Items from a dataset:
===

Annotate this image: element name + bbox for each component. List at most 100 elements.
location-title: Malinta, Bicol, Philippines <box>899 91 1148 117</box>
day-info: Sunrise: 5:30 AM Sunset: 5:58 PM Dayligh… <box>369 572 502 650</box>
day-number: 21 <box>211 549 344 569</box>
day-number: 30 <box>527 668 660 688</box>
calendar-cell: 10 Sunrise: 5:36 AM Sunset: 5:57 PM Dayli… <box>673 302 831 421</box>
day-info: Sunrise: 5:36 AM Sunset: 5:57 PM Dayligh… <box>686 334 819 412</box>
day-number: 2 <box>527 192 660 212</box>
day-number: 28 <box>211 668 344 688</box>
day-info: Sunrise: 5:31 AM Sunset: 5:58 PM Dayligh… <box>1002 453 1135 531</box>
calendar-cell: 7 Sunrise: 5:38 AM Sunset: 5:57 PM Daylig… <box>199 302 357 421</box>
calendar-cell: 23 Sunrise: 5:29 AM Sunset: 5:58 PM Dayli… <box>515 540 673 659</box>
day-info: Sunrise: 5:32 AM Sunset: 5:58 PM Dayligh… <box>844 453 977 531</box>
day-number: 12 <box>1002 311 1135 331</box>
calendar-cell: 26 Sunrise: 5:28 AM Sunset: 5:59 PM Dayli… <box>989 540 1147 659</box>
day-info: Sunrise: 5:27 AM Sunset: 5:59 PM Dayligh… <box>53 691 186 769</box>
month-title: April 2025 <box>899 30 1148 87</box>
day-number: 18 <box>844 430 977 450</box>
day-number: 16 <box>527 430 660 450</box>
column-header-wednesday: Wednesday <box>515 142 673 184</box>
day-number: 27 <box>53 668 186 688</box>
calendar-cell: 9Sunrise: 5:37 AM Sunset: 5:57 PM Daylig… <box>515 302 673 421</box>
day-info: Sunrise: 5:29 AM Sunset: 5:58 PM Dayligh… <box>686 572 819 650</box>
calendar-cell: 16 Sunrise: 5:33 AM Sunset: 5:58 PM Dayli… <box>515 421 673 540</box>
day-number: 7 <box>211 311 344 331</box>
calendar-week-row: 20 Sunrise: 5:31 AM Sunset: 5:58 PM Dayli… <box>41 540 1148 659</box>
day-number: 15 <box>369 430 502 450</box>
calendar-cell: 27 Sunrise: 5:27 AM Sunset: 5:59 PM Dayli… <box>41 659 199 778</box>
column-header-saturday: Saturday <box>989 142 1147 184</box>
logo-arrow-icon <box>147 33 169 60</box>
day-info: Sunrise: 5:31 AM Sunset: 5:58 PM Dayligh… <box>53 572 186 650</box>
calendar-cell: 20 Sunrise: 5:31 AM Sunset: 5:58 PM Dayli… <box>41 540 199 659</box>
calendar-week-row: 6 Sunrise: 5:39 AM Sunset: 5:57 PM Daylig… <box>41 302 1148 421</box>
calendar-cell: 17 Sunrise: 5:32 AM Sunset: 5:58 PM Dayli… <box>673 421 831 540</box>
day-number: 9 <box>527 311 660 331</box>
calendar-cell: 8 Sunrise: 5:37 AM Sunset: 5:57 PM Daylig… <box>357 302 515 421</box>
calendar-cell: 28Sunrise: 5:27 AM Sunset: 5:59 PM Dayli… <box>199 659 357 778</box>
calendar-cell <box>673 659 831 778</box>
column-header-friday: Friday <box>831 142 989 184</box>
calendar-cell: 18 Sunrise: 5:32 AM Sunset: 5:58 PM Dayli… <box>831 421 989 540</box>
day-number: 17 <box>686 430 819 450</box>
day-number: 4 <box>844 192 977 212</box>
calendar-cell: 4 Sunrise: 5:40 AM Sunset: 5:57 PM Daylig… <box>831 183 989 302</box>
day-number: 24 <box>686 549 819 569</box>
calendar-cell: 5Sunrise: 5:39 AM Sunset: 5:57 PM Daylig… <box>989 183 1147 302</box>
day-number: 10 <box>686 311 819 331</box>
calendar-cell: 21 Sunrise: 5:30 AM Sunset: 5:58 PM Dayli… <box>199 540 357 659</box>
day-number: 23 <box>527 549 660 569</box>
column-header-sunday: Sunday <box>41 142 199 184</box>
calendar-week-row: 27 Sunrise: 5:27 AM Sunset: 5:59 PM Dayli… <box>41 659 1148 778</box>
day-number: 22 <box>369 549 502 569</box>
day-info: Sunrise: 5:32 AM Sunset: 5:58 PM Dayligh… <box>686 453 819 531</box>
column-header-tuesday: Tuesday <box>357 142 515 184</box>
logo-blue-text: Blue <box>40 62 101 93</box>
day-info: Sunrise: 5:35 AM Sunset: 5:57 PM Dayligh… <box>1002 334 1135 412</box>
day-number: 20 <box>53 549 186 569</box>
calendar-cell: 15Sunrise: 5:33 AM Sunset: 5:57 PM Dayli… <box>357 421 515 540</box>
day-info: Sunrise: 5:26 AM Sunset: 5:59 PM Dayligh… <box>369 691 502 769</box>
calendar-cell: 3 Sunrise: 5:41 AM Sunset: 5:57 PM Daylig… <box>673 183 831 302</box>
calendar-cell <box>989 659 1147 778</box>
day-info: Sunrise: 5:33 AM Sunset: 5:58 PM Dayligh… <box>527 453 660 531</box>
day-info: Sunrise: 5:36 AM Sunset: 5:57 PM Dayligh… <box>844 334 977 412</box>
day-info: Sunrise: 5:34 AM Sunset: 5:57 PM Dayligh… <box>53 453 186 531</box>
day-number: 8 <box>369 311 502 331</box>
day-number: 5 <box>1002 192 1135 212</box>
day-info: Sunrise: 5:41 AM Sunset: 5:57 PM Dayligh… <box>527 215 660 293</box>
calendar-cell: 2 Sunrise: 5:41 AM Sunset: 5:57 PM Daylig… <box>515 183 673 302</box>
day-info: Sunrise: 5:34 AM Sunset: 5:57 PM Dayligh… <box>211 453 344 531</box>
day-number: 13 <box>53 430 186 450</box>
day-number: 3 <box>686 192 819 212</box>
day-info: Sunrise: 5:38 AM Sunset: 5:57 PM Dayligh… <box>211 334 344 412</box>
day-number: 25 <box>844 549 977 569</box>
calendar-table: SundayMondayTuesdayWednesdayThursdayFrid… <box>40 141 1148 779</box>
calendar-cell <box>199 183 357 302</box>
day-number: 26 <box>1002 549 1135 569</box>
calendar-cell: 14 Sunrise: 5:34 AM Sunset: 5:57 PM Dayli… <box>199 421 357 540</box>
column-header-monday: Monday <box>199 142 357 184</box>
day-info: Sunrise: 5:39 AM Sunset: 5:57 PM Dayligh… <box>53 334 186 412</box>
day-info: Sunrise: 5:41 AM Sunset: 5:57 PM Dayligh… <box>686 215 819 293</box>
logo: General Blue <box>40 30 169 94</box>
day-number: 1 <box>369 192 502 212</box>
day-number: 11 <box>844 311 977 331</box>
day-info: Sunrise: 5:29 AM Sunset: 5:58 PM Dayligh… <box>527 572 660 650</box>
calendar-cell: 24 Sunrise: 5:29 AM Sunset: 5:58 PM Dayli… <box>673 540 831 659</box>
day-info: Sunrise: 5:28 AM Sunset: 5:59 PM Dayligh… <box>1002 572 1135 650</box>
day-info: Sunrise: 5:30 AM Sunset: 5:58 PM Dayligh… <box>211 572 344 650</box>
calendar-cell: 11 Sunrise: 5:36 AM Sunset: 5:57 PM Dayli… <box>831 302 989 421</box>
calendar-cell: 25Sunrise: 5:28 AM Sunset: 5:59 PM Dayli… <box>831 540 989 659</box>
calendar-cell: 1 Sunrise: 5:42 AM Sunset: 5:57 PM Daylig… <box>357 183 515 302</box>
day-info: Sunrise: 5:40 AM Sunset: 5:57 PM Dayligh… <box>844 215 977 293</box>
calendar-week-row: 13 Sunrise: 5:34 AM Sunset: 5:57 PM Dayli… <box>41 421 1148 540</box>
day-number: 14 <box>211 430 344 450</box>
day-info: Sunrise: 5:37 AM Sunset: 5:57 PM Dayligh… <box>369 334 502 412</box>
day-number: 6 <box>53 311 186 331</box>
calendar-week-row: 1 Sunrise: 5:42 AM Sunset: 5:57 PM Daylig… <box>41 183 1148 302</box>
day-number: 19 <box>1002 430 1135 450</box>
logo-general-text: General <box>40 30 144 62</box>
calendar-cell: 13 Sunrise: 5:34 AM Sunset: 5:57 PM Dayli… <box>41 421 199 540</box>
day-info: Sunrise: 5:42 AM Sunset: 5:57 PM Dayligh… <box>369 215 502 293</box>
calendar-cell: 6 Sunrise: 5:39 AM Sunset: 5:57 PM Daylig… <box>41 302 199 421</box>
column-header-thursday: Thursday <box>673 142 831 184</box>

===

#### [JOB]
Express the lines above, from the first one through the line containing "day-number: 30 <box>527 668 660 688</box>", as a JSON list of strings, one string per line, with blank lines omitted.

#### [TASK RESULT]
[
  "Annotate this image: element name + bbox for each component. List at most 100 elements.",
  "location-title: Malinta, Bicol, Philippines <box>899 91 1148 117</box>",
  "day-info: Sunrise: 5:30 AM Sunset: 5:58 PM Dayligh… <box>369 572 502 650</box>",
  "day-number: 21 <box>211 549 344 569</box>",
  "day-number: 30 <box>527 668 660 688</box>"
]